◆ WORK TO DO
Below is a block of records; repeat all of them exactly.

--- --- ---

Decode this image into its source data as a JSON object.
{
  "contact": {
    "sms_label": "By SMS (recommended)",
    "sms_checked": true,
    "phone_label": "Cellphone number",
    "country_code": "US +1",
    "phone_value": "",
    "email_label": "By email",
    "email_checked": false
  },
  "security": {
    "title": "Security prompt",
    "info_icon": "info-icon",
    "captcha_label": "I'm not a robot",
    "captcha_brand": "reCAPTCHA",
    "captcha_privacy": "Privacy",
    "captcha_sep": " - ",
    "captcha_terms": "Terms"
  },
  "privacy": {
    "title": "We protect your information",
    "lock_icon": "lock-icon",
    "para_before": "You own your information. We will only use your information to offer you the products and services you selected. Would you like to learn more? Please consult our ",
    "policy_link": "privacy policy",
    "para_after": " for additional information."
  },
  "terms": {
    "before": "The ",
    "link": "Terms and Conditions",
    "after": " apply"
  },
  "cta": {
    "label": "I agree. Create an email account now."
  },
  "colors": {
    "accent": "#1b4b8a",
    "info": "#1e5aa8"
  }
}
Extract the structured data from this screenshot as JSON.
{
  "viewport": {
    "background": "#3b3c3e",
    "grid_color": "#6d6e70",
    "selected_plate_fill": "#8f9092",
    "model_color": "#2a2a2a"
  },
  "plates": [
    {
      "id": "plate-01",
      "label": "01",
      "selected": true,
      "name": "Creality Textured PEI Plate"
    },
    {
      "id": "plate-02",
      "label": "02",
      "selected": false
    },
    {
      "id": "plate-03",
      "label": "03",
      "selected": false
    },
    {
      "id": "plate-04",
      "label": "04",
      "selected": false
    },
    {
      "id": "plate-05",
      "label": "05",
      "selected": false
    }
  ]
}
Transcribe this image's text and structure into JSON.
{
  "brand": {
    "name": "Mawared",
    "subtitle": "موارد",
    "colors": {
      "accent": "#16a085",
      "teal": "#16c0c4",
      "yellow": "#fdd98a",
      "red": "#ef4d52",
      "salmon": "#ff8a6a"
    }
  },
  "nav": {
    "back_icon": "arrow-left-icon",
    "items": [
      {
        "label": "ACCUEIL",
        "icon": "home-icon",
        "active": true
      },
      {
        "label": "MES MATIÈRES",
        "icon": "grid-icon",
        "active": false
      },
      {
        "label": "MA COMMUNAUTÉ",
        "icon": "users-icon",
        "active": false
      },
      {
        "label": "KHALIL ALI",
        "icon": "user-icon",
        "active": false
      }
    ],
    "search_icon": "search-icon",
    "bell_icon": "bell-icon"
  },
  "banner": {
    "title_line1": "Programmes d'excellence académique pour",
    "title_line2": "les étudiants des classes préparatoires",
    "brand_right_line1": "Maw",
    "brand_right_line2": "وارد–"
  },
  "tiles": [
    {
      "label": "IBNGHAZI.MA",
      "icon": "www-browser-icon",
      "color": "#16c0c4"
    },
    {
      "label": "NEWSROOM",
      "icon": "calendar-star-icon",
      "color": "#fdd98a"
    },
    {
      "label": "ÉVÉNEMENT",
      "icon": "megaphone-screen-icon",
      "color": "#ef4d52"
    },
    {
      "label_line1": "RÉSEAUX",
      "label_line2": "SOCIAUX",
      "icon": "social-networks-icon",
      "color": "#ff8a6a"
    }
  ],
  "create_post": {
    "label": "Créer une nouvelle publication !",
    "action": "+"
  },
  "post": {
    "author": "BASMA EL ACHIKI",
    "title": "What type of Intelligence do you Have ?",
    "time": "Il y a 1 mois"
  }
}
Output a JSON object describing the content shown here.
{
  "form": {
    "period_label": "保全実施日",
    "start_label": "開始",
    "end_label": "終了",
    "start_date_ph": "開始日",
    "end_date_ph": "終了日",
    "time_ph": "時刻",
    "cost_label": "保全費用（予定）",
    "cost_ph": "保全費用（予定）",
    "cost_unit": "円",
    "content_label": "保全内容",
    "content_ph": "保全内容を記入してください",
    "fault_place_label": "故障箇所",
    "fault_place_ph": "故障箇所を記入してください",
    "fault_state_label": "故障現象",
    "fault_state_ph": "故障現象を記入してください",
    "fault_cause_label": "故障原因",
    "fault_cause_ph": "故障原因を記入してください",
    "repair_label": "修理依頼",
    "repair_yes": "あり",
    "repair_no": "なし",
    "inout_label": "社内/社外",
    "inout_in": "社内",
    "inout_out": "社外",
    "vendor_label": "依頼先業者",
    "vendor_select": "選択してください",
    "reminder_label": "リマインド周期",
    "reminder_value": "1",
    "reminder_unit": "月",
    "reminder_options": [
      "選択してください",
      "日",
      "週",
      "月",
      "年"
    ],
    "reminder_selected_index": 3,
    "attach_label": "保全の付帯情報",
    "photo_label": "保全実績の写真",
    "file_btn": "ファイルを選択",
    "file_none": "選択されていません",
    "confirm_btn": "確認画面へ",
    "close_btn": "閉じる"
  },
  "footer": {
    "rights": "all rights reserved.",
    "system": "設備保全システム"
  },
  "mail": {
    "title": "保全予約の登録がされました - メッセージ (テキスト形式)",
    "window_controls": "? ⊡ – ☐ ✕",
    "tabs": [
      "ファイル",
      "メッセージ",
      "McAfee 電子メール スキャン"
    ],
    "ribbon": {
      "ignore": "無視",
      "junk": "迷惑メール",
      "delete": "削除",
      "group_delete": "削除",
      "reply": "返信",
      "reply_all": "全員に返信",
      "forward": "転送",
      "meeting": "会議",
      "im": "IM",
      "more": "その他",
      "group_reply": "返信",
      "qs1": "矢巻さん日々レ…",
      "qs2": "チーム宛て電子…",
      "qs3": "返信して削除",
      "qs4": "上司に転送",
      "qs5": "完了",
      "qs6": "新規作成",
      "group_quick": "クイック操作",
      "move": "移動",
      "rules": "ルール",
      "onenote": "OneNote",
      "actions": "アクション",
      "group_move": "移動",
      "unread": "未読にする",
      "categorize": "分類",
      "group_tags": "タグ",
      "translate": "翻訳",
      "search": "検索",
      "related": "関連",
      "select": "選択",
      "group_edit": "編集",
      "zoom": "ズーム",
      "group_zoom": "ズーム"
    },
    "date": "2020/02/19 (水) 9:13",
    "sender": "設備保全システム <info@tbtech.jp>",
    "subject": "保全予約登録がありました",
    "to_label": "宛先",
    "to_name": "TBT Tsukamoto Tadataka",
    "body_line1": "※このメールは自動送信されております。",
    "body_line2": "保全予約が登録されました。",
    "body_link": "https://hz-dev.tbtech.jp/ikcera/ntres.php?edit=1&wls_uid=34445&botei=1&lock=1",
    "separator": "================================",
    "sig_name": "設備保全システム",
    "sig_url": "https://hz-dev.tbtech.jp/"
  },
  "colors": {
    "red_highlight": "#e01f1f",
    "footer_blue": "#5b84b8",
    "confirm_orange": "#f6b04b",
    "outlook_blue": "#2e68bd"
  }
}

--- --- ---

◆ TASK RESPONSE
Decode this image into its source data as a JSON object.
{
  "contact": {
    "sms_label": "By SMS (recommended)",
    "sms_checked": true,
    "phone_label": "Cellphone number",
    "country_code": "US +1",
    "phone_value": "",
    "email_label": "By email",
    "email_checked": false
  },
  "security": {
    "title": "Security prompt",
    "info_icon": "info-icon",
    "captcha_label": "I'm not a robot",
    "captcha_brand": "reCAPTCHA",
    "captcha_privacy": "Privacy",
    "captcha_sep": " - ",
    "captcha_terms": "Terms"
  },
  "privacy": {
    "title": "We protect your information",
    "lock_icon": "lock-icon",
    "para_before": "You own your information. We will only use your information to offer you the products and services you selected. Would you like to learn more? Please consult our ",
    "policy_link": "privacy policy",
    "para_after": " for additional information."
  },
  "terms": {
    "before": "The ",
    "link": "Terms and Conditions",
    "after": " apply"
  },
  "cta": {
    "label": "I agree. Create an email account now."
  },
  "colors": {
    "accent": "#1b4b8a",
    "info": "#1e5aa8"
  }
}
Extract the structured data from this screenshot as JSON.
{
  "viewport": {
    "background": "#3b3c3e",
    "grid_color": "#6d6e70",
    "selected_plate_fill": "#8f9092",
    "model_color": "#2a2a2a"
  },
  "plates": [
    {
      "id": "plate-01",
      "label": "01",
      "selected": true,
      "name": "Creality Textured PEI Plate"
    },
    {
      "id": "plate-02",
      "label": "02",
      "selected": false
    },
    {
      "id": "plate-03",
      "label": "03",
      "selected": false
    },
    {
      "id": "plate-04",
      "label": "04",
      "selected": false
    },
    {
      "id": "plate-05",
      "label": "05",
      "selected": false
    }
  ]
}
Transcribe this image's text and structure into JSON.
{
  "brand": {
    "name": "Mawared",
    "subtitle": "موارد",
    "colors": {
      "accent": "#16a085",
      "teal": "#16c0c4",
      "yellow": "#fdd98a",
      "red": "#ef4d52",
      "salmon": "#ff8a6a"
    }
  },
  "nav": {
    "back_icon": "arrow-left-icon",
    "items": [
      {
        "label": "ACCUEIL",
        "icon": "home-icon",
        "active": true
      },
      {
        "label": "MES MATIÈRES",
        "icon": "grid-icon",
        "active": false
      },
      {
        "label": "MA COMMUNAUTÉ",
        "icon": "users-icon",
        "active": false
      },
      {
        "label": "KHALIL ALI",
        "icon": "user-icon",
        "active": false
      }
    ],
    "search_icon": "search-icon",
    "bell_icon": "bell-icon"
  },
  "banner": {
    "title_line1": "Programmes d'excellence académique pour",
    "title_line2": "les étudiants des classes préparatoires",
    "brand_right_line1": "Maw",
    "brand_right_line2": "وارد–"
  },
  "tiles": [
    {
      "label": "IBNGHAZI.MA",
      "icon": "www-browser-icon",
      "color": "#16c0c4"
    },
    {
      "label": "NEWSROOM",
      "icon": "calendar-star-icon",
      "color": "#fdd98a"
    },
    {
      "label": "ÉVÉNEMENT",
      "icon": "megaphone-screen-icon",
      "color": "#ef4d52"
    },
    {
      "label_line1": "RÉSEAUX",
      "label_line2": "SOCIAUX",
      "icon": "social-networks-icon",
      "color": "#ff8a6a"
    }
  ],
  "create_post": {
    "label": "Créer une nouvelle publication !",
    "action": "+"
  },
  "post": {
    "author": "BASMA EL ACHIKI",
    "title": "What type of Intelligence do you Have ?",
    "time": "Il y a 1 mois"
  }
}
Output a JSON object describing the content shown here.
{
  "form": {
    "period_label": "保全実施日",
    "start_label": "開始",
    "end_label": "終了",
    "start_date_ph": "開始日",
    "end_date_ph": "終了日",
    "time_ph": "時刻",
    "cost_label": "保全費用（予定）",
    "cost_ph": "保全費用（予定）",
    "cost_unit": "円",
    "content_label": "保全内容",
    "content_ph": "保全内容を記入してください",
    "fault_place_label": "故障箇所",
    "fault_place_ph": "故障箇所を記入してください",
    "fault_state_label": "故障現象",
    "fault_state_ph": "故障現象を記入してください",
    "fault_cause_label": "故障原因",
    "fault_cause_ph": "故障原因を記入してください",
    "repair_label": "修理依頼",
    "repair_yes": "あり",
    "repair_no": "なし",
    "inout_label": "社内/社外",
    "inout_in": "社内",
    "inout_out": "社外",
    "vendor_label": "依頼先業者",
    "vendor_select": "選択してください",
    "reminder_label": "リマインド周期",
    "reminder_value": "1",
    "reminder_unit": "月",
    "reminder_options": [
      "選択してください",
      "日",
      "週",
      "月",
      "年"
    ],
    "reminder_selected_index": 3,
    "attach_label": "保全の付帯情報",
    "photo_label": "保全実績の写真",
    "file_btn": "ファイルを選択",
    "file_none": "選択されていません",
    "confirm_btn": "確認画面へ",
    "close_btn": "閉じる"
  },
  "footer": {
    "rights": "all rights reserved.",
    "system": "設備保全システム"
  },
  "mail": {
    "title": "保全予約の登録がされました - メッセージ (テキスト形式)",
    "window_controls": "? ⊡ – ☐ ✕",
    "tabs": [
      "ファイル",
      "メッセージ",
      "McAfee 電子メール スキャン"
    ],
    "ribbon": {
      "ignore": "無視",
      "junk": "迷惑メール",
      "delete": "削除",
      "group_delete": "削除",
      "reply": "返信",
      "reply_all": "全員に返信",
      "forward": "転送",
      "meeting": "会議",
      "im": "IM",
      "more": "その他",
      "group_reply": "返信",
      "qs1": "矢巻さん日々レ…",
      "qs2": "チーム宛て電子…",
      "qs3": "返信して削除",
      "qs4": "上司に転送",
      "qs5": "完了",
      "qs6": "新規作成",
      "group_quick": "クイック操作",
      "move": "移動",
      "rules": "ルール",
      "onenote": "OneNote",
      "actions": "アクション",
      "group_move": "移動",
      "unread": "未読にする",
      "categorize": "分類",
      "group_tags": "タグ",
      "translate": "翻訳",
      "search": "検索",
      "related": "関連",
      "select": "選択",
      "group_edit": "編集",
      "zoom": "ズーム",
      "group_zoom": "ズーム"
    },
    "date": "2020/02/19 (水) 9:13",
    "sender": "設備保全システム <info@tbtech.jp>",
    "subject": "保全予約登録がありました",
    "to_label": "宛先",
    "to_name": "TBT Tsukamoto Tadataka",
    "body_line1": "※このメールは自動送信されております。",
    "body_line2": "保全予約が登録されました。",
    "body_link": "https://hz-dev.tbtech.jp/ikcera/ntres.php?edit=1&wls_uid=34445&botei=1&lock=1",
    "separator": "================================",
    "sig_name": "設備保全システム",
    "sig_url": "https://hz-dev.tbtech.jp/"
  },
  "colors": {
    "red_highlight": "#e01f1f",
    "footer_blue": "#5b84b8",
    "confirm_orange": "#f6b04b",
    "outlook_blue": "#2e68bd"
  }
}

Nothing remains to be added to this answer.